**Dataset records**.
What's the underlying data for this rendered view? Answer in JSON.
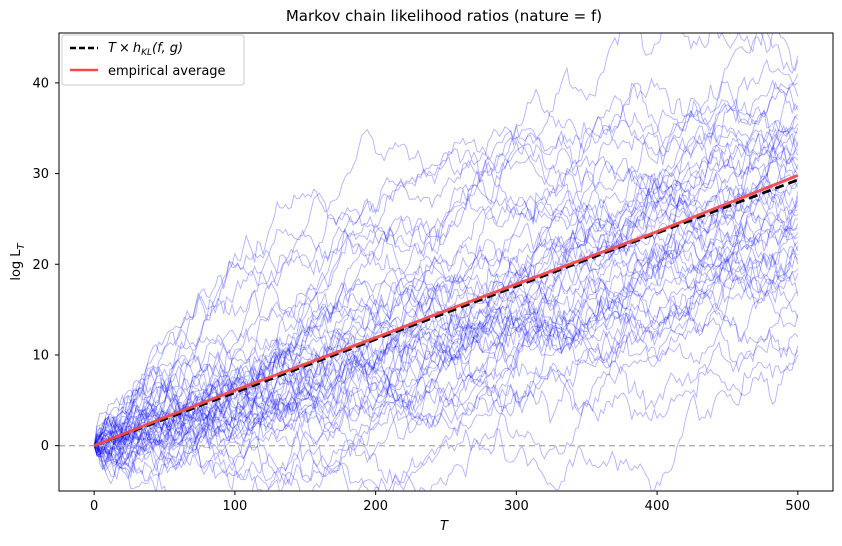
{
  "chart_data": {
    "type": "line",
    "title": "Markov chain likelihood ratios (nature = f)",
    "xlabel": "T",
    "ylabel": "log L_T",
    "xlim": [
      -25,
      525
    ],
    "ylim": [
      -5,
      45.5
    ],
    "x_ticks": [
      0,
      100,
      200,
      300,
      400,
      500
    ],
    "y_ticks": [
      0,
      10,
      20,
      30,
      40
    ],
    "grid": false,
    "legend_position": "top-left",
    "reference_line": {
      "y": 0,
      "style": "dashed",
      "color": "#b0b0b0"
    },
    "series": [
      {
        "name": "T × h_KL(f, g)",
        "color": "#000000",
        "style": "dashed",
        "x": [
          0,
          500
        ],
        "y": [
          0,
          29.3
        ]
      },
      {
        "name": "empirical average",
        "color": "#f24a4a",
        "style": "solid",
        "x": [
          0,
          50,
          100,
          150,
          200,
          250,
          300,
          350,
          400,
          450,
          500
        ],
        "y": [
          0,
          3.1,
          6.1,
          9.0,
          11.9,
          14.9,
          17.8,
          20.7,
          23.6,
          26.7,
          29.8
        ]
      }
    ],
    "simulated_paths": {
      "count": 50,
      "color": "#0000ff",
      "opacity": 0.3,
      "T_max": 500,
      "final_values": [
        43,
        42.5,
        41,
        40,
        38.5,
        37.5,
        37,
        36.5,
        36,
        35.5,
        35,
        34.5,
        33.5,
        33,
        32.5,
        32,
        31.5,
        31,
        30.5,
        30,
        29.5,
        29,
        28.5,
        28,
        27.5,
        27,
        26.5,
        26,
        25.5,
        25,
        24.5,
        24,
        23.5,
        23,
        22.5,
        22,
        21.5,
        21,
        20.5,
        20,
        19.5,
        19,
        17,
        16.5,
        14.5,
        14,
        12,
        11,
        10.5,
        10
      ]
    }
  },
  "legend": {
    "entry1_prefix": "T",
    "entry1_times": "×",
    "entry1_h": "h",
    "entry1_sub": "KL",
    "entry1_args": "(f, g)",
    "entry2_label": "empirical average"
  },
  "axes": {
    "ylabel_main": "log L",
    "ylabel_sub": "T"
  },
  "colors": {
    "paths": "#0000ff",
    "empirical": "#f24a4a",
    "theory": "#000000",
    "zero_line": "#b0b0b0"
  }
}
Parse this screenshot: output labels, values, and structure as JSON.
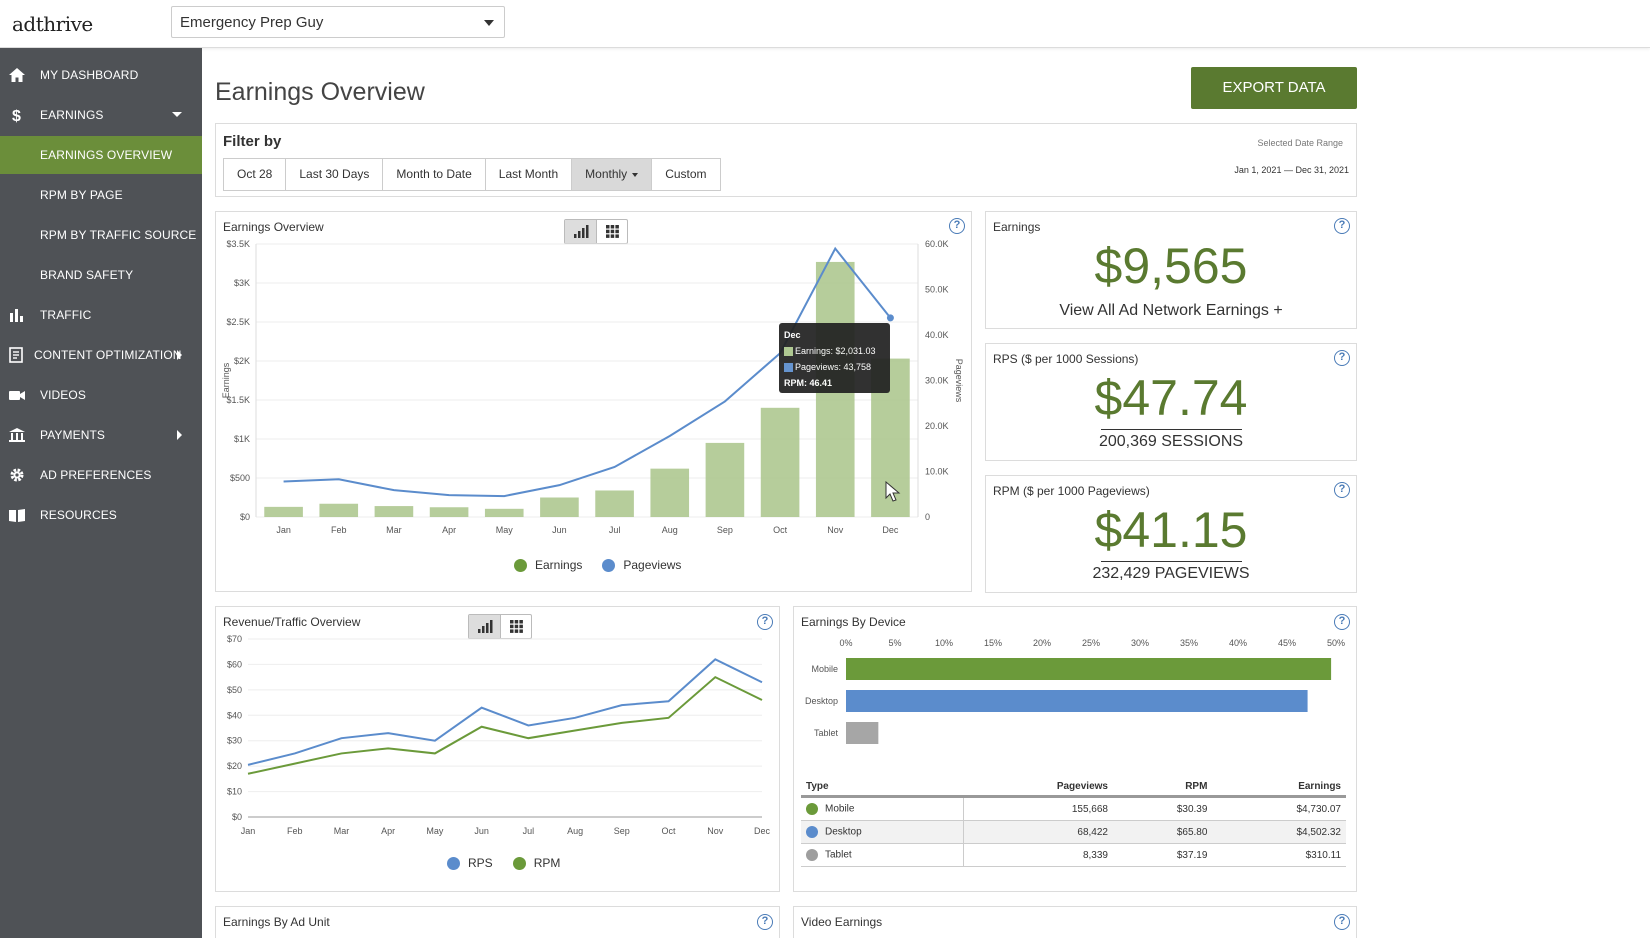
{
  "app": {
    "logo": "adthrive",
    "site_name": "Emergency Prep Guy"
  },
  "sidebar": {
    "items": [
      {
        "label": "MY DASHBOARD",
        "icon": "home-icon"
      },
      {
        "label": "EARNINGS",
        "icon": "dollar-icon"
      },
      {
        "label": "EARNINGS OVERVIEW"
      },
      {
        "label": "RPM BY PAGE"
      },
      {
        "label": "RPM BY TRAFFIC SOURCE"
      },
      {
        "label": "BRAND SAFETY"
      },
      {
        "label": "TRAFFIC",
        "icon": "bar-chart-icon"
      },
      {
        "label": "CONTENT OPTIMIZATION",
        "icon": "document-icon"
      },
      {
        "label": "VIDEOS",
        "icon": "video-icon"
      },
      {
        "label": "PAYMENTS",
        "icon": "bank-icon"
      },
      {
        "label": "AD PREFERENCES",
        "icon": "gear-icon"
      },
      {
        "label": "RESOURCES",
        "icon": "book-icon"
      }
    ],
    "accent": "#6b8e3a"
  },
  "main": {
    "title": "Earnings Overview",
    "export_label": "EXPORT DATA",
    "filter": {
      "title": "Filter by",
      "buttons": [
        "Oct 28",
        "Last 30 Days",
        "Month to Date",
        "Last Month",
        "Monthly",
        "Custom"
      ],
      "selected_range_label": "Selected Date Range",
      "selected_range": "Jan 1, 2021 — Dec 31, 2021"
    },
    "earnings_card": {
      "title": "Earnings",
      "value": "$9,565",
      "link": "View All Ad Network Earnings +"
    },
    "rps_card": {
      "title": "RPS ($ per 1000 Sessions)",
      "value": "$47.74",
      "sub": "200,369 SESSIONS"
    },
    "rpm_card": {
      "title": "RPM ($ per 1000 Pageviews)",
      "value": "$41.15",
      "sub": "232,429 PAGEVIEWS"
    },
    "tooltip": {
      "month": "Dec",
      "earnings": "Earnings: $2,031.03",
      "pageviews": "Pageviews: 43,758",
      "rpm": "RPM: 46.41"
    },
    "device_table": {
      "headers": [
        "Type",
        "Pageviews",
        "RPM",
        "Earnings"
      ],
      "rows": [
        {
          "type": "Mobile",
          "pageviews": "155,668",
          "rpm": "$30.39",
          "earnings": "$4,730.07",
          "color": "#6b9a3a"
        },
        {
          "type": "Desktop",
          "pageviews": "68,422",
          "rpm": "$65.80",
          "earnings": "$4,502.32",
          "color": "#5b8ccc"
        },
        {
          "type": "Tablet",
          "pageviews": "8,339",
          "rpm": "$37.19",
          "earnings": "$310.11",
          "color": "#9e9e9e"
        }
      ]
    },
    "bottom_panels": {
      "ad_unit_title": "Earnings By Ad Unit",
      "video_title": "Video Earnings"
    }
  },
  "chart_data": [
    {
      "type": "bar",
      "title": "Earnings Overview",
      "categories": [
        "Jan",
        "Feb",
        "Mar",
        "Apr",
        "May",
        "Jun",
        "Jul",
        "Aug",
        "Sep",
        "Oct",
        "Nov",
        "Dec"
      ],
      "ylabel": "Earnings",
      "y2label": "Pageviews",
      "ylim": [
        0,
        3500
      ],
      "y2lim": [
        0,
        60000
      ],
      "yticks": [
        "$0",
        "$500",
        "$1K",
        "$1.5K",
        "$2K",
        "$2.5K",
        "$3K",
        "$3.5K"
      ],
      "y2ticks": [
        "0",
        "10.0K",
        "20.0K",
        "30.0K",
        "40.0K",
        "50.0K",
        "60.0K"
      ],
      "series": [
        {
          "name": "Earnings",
          "kind": "bar",
          "axis": "left",
          "color": "#a9c48a",
          "values": [
            130,
            170,
            140,
            125,
            105,
            250,
            340,
            620,
            950,
            1400,
            3270,
            2031
          ]
        },
        {
          "name": "Pageviews",
          "kind": "line",
          "axis": "right",
          "color": "#5b8ccc",
          "values": [
            7800,
            8300,
            5900,
            4800,
            4600,
            7000,
            11000,
            17800,
            25400,
            36000,
            59000,
            43758
          ]
        }
      ],
      "legend": "bottom"
    },
    {
      "type": "line",
      "title": "Revenue/Traffic Overview",
      "categories": [
        "Jan",
        "Feb",
        "Mar",
        "Apr",
        "May",
        "Jun",
        "Jul",
        "Aug",
        "Sep",
        "Oct",
        "Nov",
        "Dec"
      ],
      "ylim": [
        0,
        70
      ],
      "yticks": [
        "$0",
        "$10",
        "$20",
        "$30",
        "$40",
        "$50",
        "$60",
        "$70"
      ],
      "series": [
        {
          "name": "RPS",
          "color": "#5b8ccc",
          "values": [
            20.5,
            25,
            31,
            33,
            30,
            43,
            36,
            39,
            44,
            45.5,
            62,
            53
          ]
        },
        {
          "name": "RPM",
          "color": "#6b9a3a",
          "values": [
            17,
            21,
            25,
            27,
            25,
            35.5,
            31,
            34,
            37,
            39,
            55,
            46
          ]
        }
      ],
      "legend": "bottom"
    },
    {
      "type": "bar",
      "orientation": "horizontal",
      "title": "Earnings By Device",
      "categories": [
        "Mobile",
        "Desktop",
        "Tablet"
      ],
      "values": [
        49.5,
        47.1,
        3.3
      ],
      "colors": [
        "#6b9a3a",
        "#5b8ccc",
        "#a6a6a6"
      ],
      "xticks": [
        "0%",
        "5%",
        "10%",
        "15%",
        "20%",
        "25%",
        "30%",
        "35%",
        "40%",
        "45%",
        "50%"
      ],
      "xlim": [
        0,
        50
      ]
    }
  ]
}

**Problem**.
Output nothing but the number of lines in the data containing the string "empirical".

**Output of the task**.
3